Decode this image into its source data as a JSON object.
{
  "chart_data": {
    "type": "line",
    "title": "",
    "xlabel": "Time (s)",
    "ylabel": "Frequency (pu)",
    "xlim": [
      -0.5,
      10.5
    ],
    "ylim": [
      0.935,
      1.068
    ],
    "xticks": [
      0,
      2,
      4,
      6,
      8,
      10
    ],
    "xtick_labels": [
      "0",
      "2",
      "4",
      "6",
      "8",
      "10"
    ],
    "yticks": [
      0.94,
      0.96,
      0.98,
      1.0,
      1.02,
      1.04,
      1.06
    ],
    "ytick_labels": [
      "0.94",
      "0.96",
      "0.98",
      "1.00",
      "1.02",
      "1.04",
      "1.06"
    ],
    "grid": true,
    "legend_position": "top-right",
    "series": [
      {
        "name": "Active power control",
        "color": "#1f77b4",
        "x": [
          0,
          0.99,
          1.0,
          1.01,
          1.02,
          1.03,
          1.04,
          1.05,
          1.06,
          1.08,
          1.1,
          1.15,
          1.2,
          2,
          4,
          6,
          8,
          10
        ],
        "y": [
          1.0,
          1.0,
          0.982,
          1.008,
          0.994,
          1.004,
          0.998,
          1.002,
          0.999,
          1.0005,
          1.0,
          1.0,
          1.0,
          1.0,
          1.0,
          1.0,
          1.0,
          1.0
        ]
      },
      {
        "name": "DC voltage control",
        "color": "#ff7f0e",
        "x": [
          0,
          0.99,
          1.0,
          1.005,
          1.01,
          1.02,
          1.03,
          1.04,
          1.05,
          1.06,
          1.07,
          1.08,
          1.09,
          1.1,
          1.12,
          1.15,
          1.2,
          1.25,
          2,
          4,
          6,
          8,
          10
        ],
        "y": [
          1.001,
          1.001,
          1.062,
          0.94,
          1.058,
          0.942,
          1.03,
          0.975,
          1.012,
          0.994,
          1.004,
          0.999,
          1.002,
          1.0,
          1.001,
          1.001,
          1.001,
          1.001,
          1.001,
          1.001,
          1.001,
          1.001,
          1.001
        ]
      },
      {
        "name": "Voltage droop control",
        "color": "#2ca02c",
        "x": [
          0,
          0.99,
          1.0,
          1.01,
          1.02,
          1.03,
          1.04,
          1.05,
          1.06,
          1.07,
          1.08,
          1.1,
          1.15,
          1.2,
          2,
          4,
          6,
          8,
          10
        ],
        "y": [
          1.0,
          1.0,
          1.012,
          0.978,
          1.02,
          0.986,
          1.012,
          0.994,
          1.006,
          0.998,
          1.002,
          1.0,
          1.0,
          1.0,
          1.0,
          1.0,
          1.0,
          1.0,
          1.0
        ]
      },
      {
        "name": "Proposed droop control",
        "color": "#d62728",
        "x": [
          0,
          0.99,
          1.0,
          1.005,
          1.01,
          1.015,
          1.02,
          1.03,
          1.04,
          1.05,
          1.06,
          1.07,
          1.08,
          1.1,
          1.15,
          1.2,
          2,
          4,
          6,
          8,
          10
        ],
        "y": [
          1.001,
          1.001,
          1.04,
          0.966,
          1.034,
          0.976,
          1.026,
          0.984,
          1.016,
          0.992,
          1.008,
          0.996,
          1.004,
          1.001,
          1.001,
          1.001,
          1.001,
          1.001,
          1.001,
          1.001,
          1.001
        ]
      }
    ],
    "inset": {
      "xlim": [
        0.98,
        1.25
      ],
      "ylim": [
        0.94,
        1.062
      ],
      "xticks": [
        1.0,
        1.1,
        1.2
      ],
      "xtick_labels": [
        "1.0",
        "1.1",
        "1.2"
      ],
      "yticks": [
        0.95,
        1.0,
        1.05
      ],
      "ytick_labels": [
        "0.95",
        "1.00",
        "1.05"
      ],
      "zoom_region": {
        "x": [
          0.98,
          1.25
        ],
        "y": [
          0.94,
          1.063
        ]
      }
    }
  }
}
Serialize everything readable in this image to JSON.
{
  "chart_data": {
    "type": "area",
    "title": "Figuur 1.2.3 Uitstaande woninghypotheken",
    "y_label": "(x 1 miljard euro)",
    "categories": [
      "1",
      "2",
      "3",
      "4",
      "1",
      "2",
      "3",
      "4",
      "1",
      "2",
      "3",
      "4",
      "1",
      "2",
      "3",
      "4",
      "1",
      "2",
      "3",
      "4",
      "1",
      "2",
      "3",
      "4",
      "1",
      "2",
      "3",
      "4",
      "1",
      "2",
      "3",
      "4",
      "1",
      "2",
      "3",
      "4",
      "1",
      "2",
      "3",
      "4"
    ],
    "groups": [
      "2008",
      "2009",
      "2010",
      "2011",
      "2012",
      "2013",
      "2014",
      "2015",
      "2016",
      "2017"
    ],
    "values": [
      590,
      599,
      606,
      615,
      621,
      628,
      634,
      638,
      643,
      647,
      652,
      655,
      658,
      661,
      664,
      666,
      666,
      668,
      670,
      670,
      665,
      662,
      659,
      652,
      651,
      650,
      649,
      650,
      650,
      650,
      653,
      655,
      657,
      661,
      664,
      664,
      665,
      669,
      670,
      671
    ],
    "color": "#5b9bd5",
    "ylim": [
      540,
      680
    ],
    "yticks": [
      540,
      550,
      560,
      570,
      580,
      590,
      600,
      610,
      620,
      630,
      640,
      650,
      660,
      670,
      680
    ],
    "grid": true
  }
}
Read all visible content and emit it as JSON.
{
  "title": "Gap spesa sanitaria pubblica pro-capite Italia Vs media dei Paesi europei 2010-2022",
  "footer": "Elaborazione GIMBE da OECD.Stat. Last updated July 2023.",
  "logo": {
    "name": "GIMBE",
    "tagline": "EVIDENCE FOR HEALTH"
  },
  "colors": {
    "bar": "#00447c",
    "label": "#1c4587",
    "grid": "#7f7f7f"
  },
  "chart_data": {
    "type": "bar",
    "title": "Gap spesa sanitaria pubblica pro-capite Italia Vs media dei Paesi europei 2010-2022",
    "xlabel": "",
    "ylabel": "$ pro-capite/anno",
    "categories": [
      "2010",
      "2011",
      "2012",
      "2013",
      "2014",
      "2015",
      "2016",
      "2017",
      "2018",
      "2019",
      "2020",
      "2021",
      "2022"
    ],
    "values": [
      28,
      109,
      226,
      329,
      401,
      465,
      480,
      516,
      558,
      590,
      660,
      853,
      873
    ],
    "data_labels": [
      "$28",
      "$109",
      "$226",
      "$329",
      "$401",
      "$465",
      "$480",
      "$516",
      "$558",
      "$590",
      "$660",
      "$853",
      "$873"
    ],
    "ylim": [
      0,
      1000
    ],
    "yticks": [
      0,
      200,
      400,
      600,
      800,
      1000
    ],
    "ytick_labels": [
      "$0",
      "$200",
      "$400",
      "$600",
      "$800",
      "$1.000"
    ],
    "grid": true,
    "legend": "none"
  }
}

= = = = = = =

Work instructions:
Extract, from the listing above, every line where the string "JSON" occurs.

Solution below:
Decode this image into its source data as a JSON object.
Serialize everything readable in this image to JSON.
Read all visible content and emit it as JSON.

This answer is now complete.